Given instruction |
Scan the entries for the string "swatch" and give the number of lines that have it, nothing further.

──────

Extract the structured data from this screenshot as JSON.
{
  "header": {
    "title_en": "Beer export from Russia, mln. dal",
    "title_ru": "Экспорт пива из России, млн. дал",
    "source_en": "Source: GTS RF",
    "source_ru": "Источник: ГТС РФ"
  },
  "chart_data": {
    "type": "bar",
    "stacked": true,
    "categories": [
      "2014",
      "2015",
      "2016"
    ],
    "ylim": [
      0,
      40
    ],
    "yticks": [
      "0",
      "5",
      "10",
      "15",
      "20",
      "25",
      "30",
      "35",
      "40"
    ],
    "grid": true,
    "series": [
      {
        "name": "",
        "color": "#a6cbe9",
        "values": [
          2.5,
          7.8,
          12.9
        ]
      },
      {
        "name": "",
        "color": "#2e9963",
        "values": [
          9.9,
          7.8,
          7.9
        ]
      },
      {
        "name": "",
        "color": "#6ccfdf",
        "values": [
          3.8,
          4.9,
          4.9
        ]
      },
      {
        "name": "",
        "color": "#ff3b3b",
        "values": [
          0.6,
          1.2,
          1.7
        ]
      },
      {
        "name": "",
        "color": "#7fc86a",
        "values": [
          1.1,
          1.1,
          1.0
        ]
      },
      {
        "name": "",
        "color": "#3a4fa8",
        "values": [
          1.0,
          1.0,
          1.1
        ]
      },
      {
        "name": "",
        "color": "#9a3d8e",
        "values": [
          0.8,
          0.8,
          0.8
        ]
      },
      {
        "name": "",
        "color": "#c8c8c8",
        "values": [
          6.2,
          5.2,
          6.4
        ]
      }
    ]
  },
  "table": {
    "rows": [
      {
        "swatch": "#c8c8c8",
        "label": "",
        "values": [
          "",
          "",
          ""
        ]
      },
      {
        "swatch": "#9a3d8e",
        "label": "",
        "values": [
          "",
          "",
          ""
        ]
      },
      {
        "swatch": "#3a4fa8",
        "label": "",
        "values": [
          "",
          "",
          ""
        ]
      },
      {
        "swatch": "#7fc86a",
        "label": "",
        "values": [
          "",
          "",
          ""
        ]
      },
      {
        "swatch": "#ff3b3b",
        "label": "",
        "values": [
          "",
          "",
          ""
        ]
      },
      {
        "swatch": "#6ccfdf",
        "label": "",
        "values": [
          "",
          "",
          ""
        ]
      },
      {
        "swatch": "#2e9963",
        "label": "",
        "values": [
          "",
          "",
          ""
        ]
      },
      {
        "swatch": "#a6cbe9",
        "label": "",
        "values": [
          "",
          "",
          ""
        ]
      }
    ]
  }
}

──────

Written response |
8